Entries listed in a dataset
_ _ _

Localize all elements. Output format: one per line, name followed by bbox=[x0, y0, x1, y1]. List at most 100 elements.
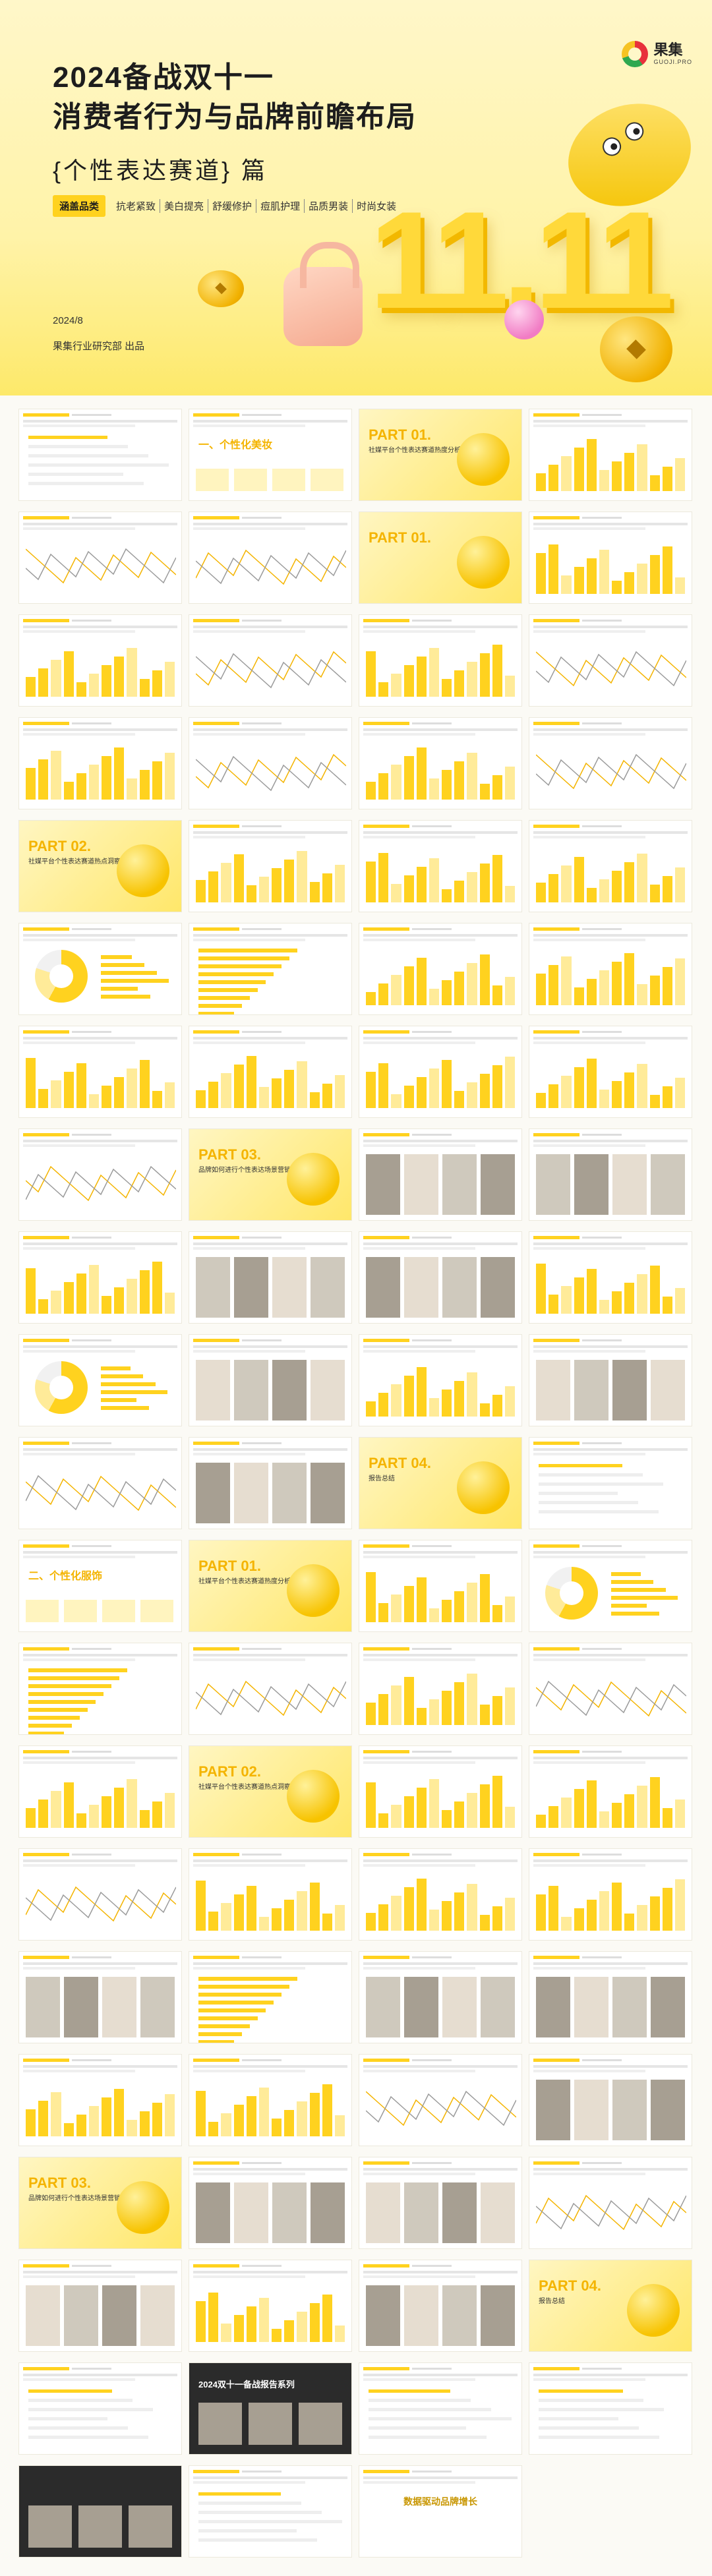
slide-thumbnail[interactable] bbox=[359, 1026, 522, 1118]
slide-thumbnail[interactable] bbox=[18, 1128, 182, 1221]
bar bbox=[88, 1265, 100, 1314]
slide-thumbnail[interactable] bbox=[359, 717, 522, 809]
slide-thumbnail[interactable] bbox=[189, 2054, 352, 2146]
slide-thumbnail[interactable] bbox=[189, 2465, 352, 2558]
slide-thumbnail[interactable] bbox=[189, 1437, 352, 1529]
slide-thumbnail[interactable] bbox=[529, 1437, 692, 1529]
slide-title-line bbox=[363, 1859, 518, 1862]
slide-thumbnail[interactable] bbox=[359, 820, 522, 912]
bar bbox=[221, 2113, 231, 2136]
slide-thumbnail[interactable] bbox=[18, 2362, 182, 2455]
bar bbox=[561, 1076, 572, 1108]
slide-thumbnail[interactable]: 二、个性化服饰 bbox=[18, 1540, 182, 1632]
slide-thumbnail[interactable] bbox=[189, 1951, 352, 2043]
slide-thumbnail[interactable] bbox=[18, 717, 182, 809]
slide-thumbnail[interactable] bbox=[359, 2260, 522, 2352]
slide-thumbnail[interactable] bbox=[18, 1951, 182, 2043]
slide-thumbnail[interactable] bbox=[189, 1026, 352, 1118]
slide-header-line bbox=[72, 1751, 111, 1753]
slide-thumbnail[interactable]: PART 01. bbox=[359, 512, 522, 604]
bar-chart bbox=[196, 850, 345, 902]
slide-thumbnail[interactable]: PART 01. 社媒平台个性表达赛道热度分析 bbox=[359, 409, 522, 501]
slide-thumbnail[interactable] bbox=[18, 614, 182, 707]
slide-thumbnail[interactable] bbox=[529, 820, 692, 912]
slide-thumbnail[interactable] bbox=[189, 820, 352, 912]
slide-thumbnail[interactable] bbox=[529, 717, 692, 809]
slide-thumbnail[interactable] bbox=[529, 409, 692, 501]
slide-thumbnail[interactable]: PART 03. 品牌如何进行个性表达场景营销 bbox=[189, 1128, 352, 1221]
slide-thumbnail[interactable] bbox=[189, 2157, 352, 2249]
slide-thumbnail[interactable] bbox=[529, 1540, 692, 1632]
slide-thumbnail[interactable] bbox=[18, 923, 182, 1015]
slide-thumbnail[interactable] bbox=[529, 1026, 692, 1118]
slide-thumbnail[interactable] bbox=[18, 1437, 182, 1529]
slide-thumbnail[interactable] bbox=[18, 512, 182, 604]
slide-thumbnail[interactable] bbox=[359, 1848, 522, 1941]
slide-thumbnail[interactable] bbox=[359, 614, 522, 707]
slide-header-line bbox=[72, 1031, 111, 1033]
bar bbox=[198, 1993, 282, 1997]
slide-thumbnail[interactable]: PART 02. 社媒平台个性表达赛道热点洞察 bbox=[18, 820, 182, 912]
slide-thumbnail[interactable] bbox=[529, 1745, 692, 1838]
slide-thumbnail[interactable] bbox=[359, 2362, 522, 2455]
slide-thumbnail[interactable] bbox=[189, 717, 352, 809]
slide-thumbnail[interactable] bbox=[189, 1334, 352, 1426]
slide-thumbnail[interactable] bbox=[189, 923, 352, 1015]
slide-thumbnail[interactable] bbox=[529, 1643, 692, 1735]
slide-thumbnail[interactable] bbox=[529, 923, 692, 1015]
slide-thumbnail[interactable] bbox=[529, 2054, 692, 2146]
slide-thumbnail[interactable] bbox=[18, 2054, 182, 2146]
slide-thumbnail[interactable] bbox=[189, 2260, 352, 2352]
bar bbox=[624, 1072, 635, 1108]
slide-thumbnail[interactable] bbox=[189, 512, 352, 604]
slide-thumbnail[interactable]: 数据驱动品牌增长 bbox=[359, 2465, 522, 2558]
slide-thumbnail[interactable]: PART 04. 报告总结 bbox=[359, 1437, 522, 1529]
slide-thumbnail[interactable] bbox=[359, 1745, 522, 1838]
pink-ball-illustration bbox=[504, 300, 544, 339]
slide-thumbnail[interactable] bbox=[359, 2054, 522, 2146]
line-chart bbox=[536, 2194, 686, 2231]
slide-thumbnail[interactable] bbox=[359, 1231, 522, 1324]
slide-thumbnail[interactable] bbox=[189, 1643, 352, 1735]
slide-thumbnail[interactable] bbox=[18, 2465, 182, 2558]
slide-thumbnail[interactable] bbox=[529, 614, 692, 707]
slide-thumbnail[interactable]: 2024双十一备战报告系列 bbox=[189, 2362, 352, 2455]
bar bbox=[366, 862, 376, 902]
slide-thumbnail[interactable] bbox=[529, 1848, 692, 1941]
slide-thumbnail[interactable] bbox=[529, 1231, 692, 1324]
slide-thumbnail[interactable] bbox=[529, 2157, 692, 2249]
slide-thumbnail[interactable] bbox=[189, 1848, 352, 1941]
slide-thumbnail[interactable] bbox=[18, 1848, 182, 1941]
slide-thumbnail[interactable] bbox=[529, 1128, 692, 1221]
slide-thumbnail[interactable] bbox=[18, 409, 182, 501]
slide-thumbnail[interactable] bbox=[189, 1231, 352, 1324]
slide-thumbnail[interactable] bbox=[359, 923, 522, 1015]
slide-thumbnail[interactable] bbox=[529, 512, 692, 604]
slide-thumbnail[interactable] bbox=[359, 2157, 522, 2249]
slide-thumbnail[interactable] bbox=[359, 1951, 522, 2043]
slide-header-tag bbox=[23, 1853, 69, 1856]
slide-thumbnail[interactable] bbox=[359, 1128, 522, 1221]
slide-thumbnail[interactable] bbox=[189, 614, 352, 707]
slide-thumbnail[interactable] bbox=[529, 2362, 692, 2455]
slide-thumbnail[interactable] bbox=[529, 1951, 692, 2043]
slide-thumbnail[interactable] bbox=[18, 1231, 182, 1324]
slide-thumbnail[interactable] bbox=[18, 1026, 182, 1118]
slide-thumbnail-grid: 一、个性化美妆 PART 01. 社媒平台个性表达赛道热度分析 PART 01. PAR… bbox=[18, 409, 694, 2558]
slide-thumbnail[interactable]: PART 01. 社媒平台个性表达赛道热度分析 bbox=[189, 1540, 352, 1632]
slide-thumbnail[interactable] bbox=[359, 1643, 522, 1735]
slide-thumbnail[interactable] bbox=[18, 1643, 182, 1735]
slide-thumbnail[interactable]: PART 03. 品牌如何进行个性表达场景营销 bbox=[18, 2157, 182, 2249]
bar bbox=[649, 1266, 660, 1314]
slide-thumbnail[interactable]: 一、个性化美妆 bbox=[189, 409, 352, 501]
bar bbox=[561, 1286, 572, 1314]
slide-thumbnail[interactable] bbox=[18, 2260, 182, 2352]
slide-thumbnail[interactable] bbox=[18, 1334, 182, 1426]
slide-thumbnail[interactable] bbox=[529, 1334, 692, 1426]
slide-thumbnail[interactable]: PART 04. 报告总结 bbox=[529, 2260, 692, 2352]
slide-thumbnail[interactable] bbox=[359, 1540, 522, 1632]
slide-thumbnail[interactable] bbox=[18, 1745, 182, 1838]
slide-thumbnail[interactable]: PART 02. 社媒平台个性表达赛道热点洞察 bbox=[189, 1745, 352, 1838]
slide-thumbnail[interactable] bbox=[359, 1334, 522, 1426]
bar bbox=[272, 1908, 282, 1931]
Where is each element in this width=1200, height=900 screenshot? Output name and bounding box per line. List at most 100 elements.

_ _ _

Stated task >>
Please copy out every line of the entries above word for word, leaving out the pictures.

Response below >>
Localize all elements. Output format: one per line, name followed by bbox=[x0, y0, x1, y1]. List at most 100 elements.
slide-thumbnail[interactable] bbox=[359, 1026, 522, 1118]
slide-thumbnail[interactable] bbox=[18, 1128, 182, 1221]
bar bbox=[88, 1265, 100, 1314]
slide-thumbnail[interactable] bbox=[359, 717, 522, 809]
slide-thumbnail[interactable] bbox=[189, 2054, 352, 2146]
slide-thumbnail[interactable] bbox=[189, 2465, 352, 2558]
slide-thumbnail[interactable] bbox=[189, 1437, 352, 1529]
slide-thumbnail[interactable] bbox=[529, 1437, 692, 1529]
slide-title-line bbox=[363, 1859, 518, 1862]
slide-thumbnail[interactable] bbox=[359, 820, 522, 912]
bar bbox=[221, 2113, 231, 2136]
slide-thumbnail[interactable] bbox=[18, 2362, 182, 2455]
bar bbox=[561, 1076, 572, 1108]
slide-thumbnail[interactable]: 二、个性化服饰 bbox=[18, 1540, 182, 1632]
slide-thumbnail[interactable] bbox=[189, 1951, 352, 2043]
slide-thumbnail[interactable] bbox=[18, 717, 182, 809]
slide-thumbnail[interactable] bbox=[359, 2260, 522, 2352]
slide-thumbnail[interactable] bbox=[18, 1951, 182, 2043]
slide-thumbnail[interactable] bbox=[189, 1026, 352, 1118]
slide-header-line bbox=[72, 1751, 111, 1753]
slide-thumbnail[interactable]: PART 01. bbox=[359, 512, 522, 604]
bar-chart bbox=[196, 850, 345, 902]
slide-thumbnail[interactable]: PART 01. 社媒平台个性表达赛道热度分析 bbox=[359, 409, 522, 501]
slide-thumbnail[interactable] bbox=[18, 614, 182, 707]
slide-thumbnail[interactable] bbox=[529, 820, 692, 912]
slide-thumbnail[interactable] bbox=[189, 820, 352, 912]
slide-thumbnail[interactable] bbox=[529, 717, 692, 809]
slide-thumbnail[interactable] bbox=[529, 409, 692, 501]
slide-thumbnail[interactable]: PART 03. 品牌如何进行个性表达场景营销 bbox=[189, 1128, 352, 1221]
slide-thumbnail[interactable] bbox=[189, 2157, 352, 2249]
slide-thumbnail[interactable] bbox=[529, 1540, 692, 1632]
slide-thumbnail[interactable] bbox=[18, 923, 182, 1015]
slide-thumbnail[interactable] bbox=[529, 1026, 692, 1118]
slide-thumbnail[interactable] bbox=[18, 1437, 182, 1529]
slide-thumbnail[interactable] bbox=[18, 512, 182, 604]
slide-thumbnail[interactable] bbox=[359, 1848, 522, 1941]
slide-thumbnail[interactable] bbox=[359, 614, 522, 707]
slide-header-line bbox=[72, 1031, 111, 1033]
bar bbox=[198, 1993, 282, 1997]
slide-thumbnail[interactable]: PART 02. 社媒平台个性表达赛道热点洞察 bbox=[18, 820, 182, 912]
slide-thumbnail[interactable] bbox=[529, 1745, 692, 1838]
slide-thumbnail[interactable] bbox=[359, 2362, 522, 2455]
slide-thumbnail[interactable] bbox=[189, 717, 352, 809]
slide-thumbnail[interactable] bbox=[189, 1334, 352, 1426]
slide-thumbnail[interactable] bbox=[189, 923, 352, 1015]
slide-thumbnail[interactable] bbox=[529, 1643, 692, 1735]
slide-thumbnail[interactable] bbox=[529, 923, 692, 1015]
slide-thumbnail[interactable] bbox=[529, 2054, 692, 2146]
slide-thumbnail[interactable] bbox=[18, 2054, 182, 2146]
slide-thumbnail[interactable] bbox=[189, 2260, 352, 2352]
bar bbox=[624, 1072, 635, 1108]
slide-thumbnail[interactable] bbox=[189, 512, 352, 604]
slide-thumbnail[interactable]: 数据驱动品牌增长 bbox=[359, 2465, 522, 2558]
slide-thumbnail[interactable]: PART 04. 报告总结 bbox=[359, 1437, 522, 1529]
slide-thumbnail[interactable] bbox=[359, 1745, 522, 1838]
pink-ball-illustration bbox=[504, 300, 544, 339]
slide-thumbnail[interactable] bbox=[359, 2054, 522, 2146]
line-chart bbox=[536, 2194, 686, 2231]
slide-thumbnail[interactable] bbox=[359, 1231, 522, 1324]
slide-thumbnail[interactable] bbox=[189, 1643, 352, 1735]
slide-thumbnail[interactable] bbox=[18, 2465, 182, 2558]
slide-thumbnail[interactable] bbox=[529, 614, 692, 707]
slide-thumbnail[interactable]: 2024双十一备战报告系列 bbox=[189, 2362, 352, 2455]
bar bbox=[366, 862, 376, 902]
slide-thumbnail[interactable] bbox=[529, 1848, 692, 1941]
slide-thumbnail[interactable] bbox=[529, 1231, 692, 1324]
slide-thumbnail[interactable] bbox=[529, 2157, 692, 2249]
slide-thumbnail[interactable] bbox=[189, 1848, 352, 1941]
slide-thumbnail[interactable] bbox=[18, 1848, 182, 1941]
slide-thumbnail[interactable] bbox=[529, 1128, 692, 1221]
slide-thumbnail[interactable] bbox=[18, 409, 182, 501]
slide-thumbnail[interactable] bbox=[189, 1231, 352, 1324]
slide-thumbnail[interactable] bbox=[359, 923, 522, 1015]
slide-thumbnail[interactable] bbox=[529, 512, 692, 604]
slide-thumbnail[interactable] bbox=[359, 2157, 522, 2249]
slide-thumbnail[interactable] bbox=[359, 1951, 522, 2043]
slide-header-tag bbox=[23, 1853, 69, 1856]
slide-thumbnail[interactable] bbox=[359, 1128, 522, 1221]
slide-thumbnail[interactable] bbox=[189, 614, 352, 707]
slide-thumbnail[interactable] bbox=[529, 2362, 692, 2455]
slide-thumbnail[interactable] bbox=[529, 1951, 692, 2043]
slide-thumbnail[interactable] bbox=[18, 1231, 182, 1324]
slide-thumbnail[interactable] bbox=[18, 1026, 182, 1118]
slide-thumbnail-grid: 一、个性化美妆 PART 01. 社媒平台个性表达赛道热度分析 PART 01. PAR… bbox=[18, 409, 694, 2558]
slide-thumbnail[interactable]: PART 01. 社媒平台个性表达赛道热度分析 bbox=[189, 1540, 352, 1632]
slide-thumbnail[interactable] bbox=[359, 1643, 522, 1735]
slide-thumbnail[interactable] bbox=[18, 1643, 182, 1735]
slide-thumbnail[interactable]: PART 03. 品牌如何进行个性表达场景营销 bbox=[18, 2157, 182, 2249]
bar bbox=[649, 1266, 660, 1314]
slide-thumbnail[interactable]: 一、个性化美妆 bbox=[189, 409, 352, 501]
bar bbox=[561, 1286, 572, 1314]
slide-thumbnail[interactable] bbox=[18, 2260, 182, 2352]
slide-thumbnail[interactable] bbox=[18, 1334, 182, 1426]
slide-thumbnail[interactable] bbox=[529, 1334, 692, 1426]
slide-thumbnail[interactable]: PART 04. 报告总结 bbox=[529, 2260, 692, 2352]
slide-thumbnail[interactable] bbox=[359, 1540, 522, 1632]
slide-thumbnail[interactable] bbox=[18, 1745, 182, 1838]
slide-thumbnail[interactable]: PART 02. 社媒平台个性表达赛道热点洞察 bbox=[189, 1745, 352, 1838]
slide-thumbnail[interactable] bbox=[359, 1334, 522, 1426]
bar bbox=[272, 1908, 282, 1931]
Where is each element in this width=1200, height=900 screenshot? Output name and bounding box per line. List at most 100 elements.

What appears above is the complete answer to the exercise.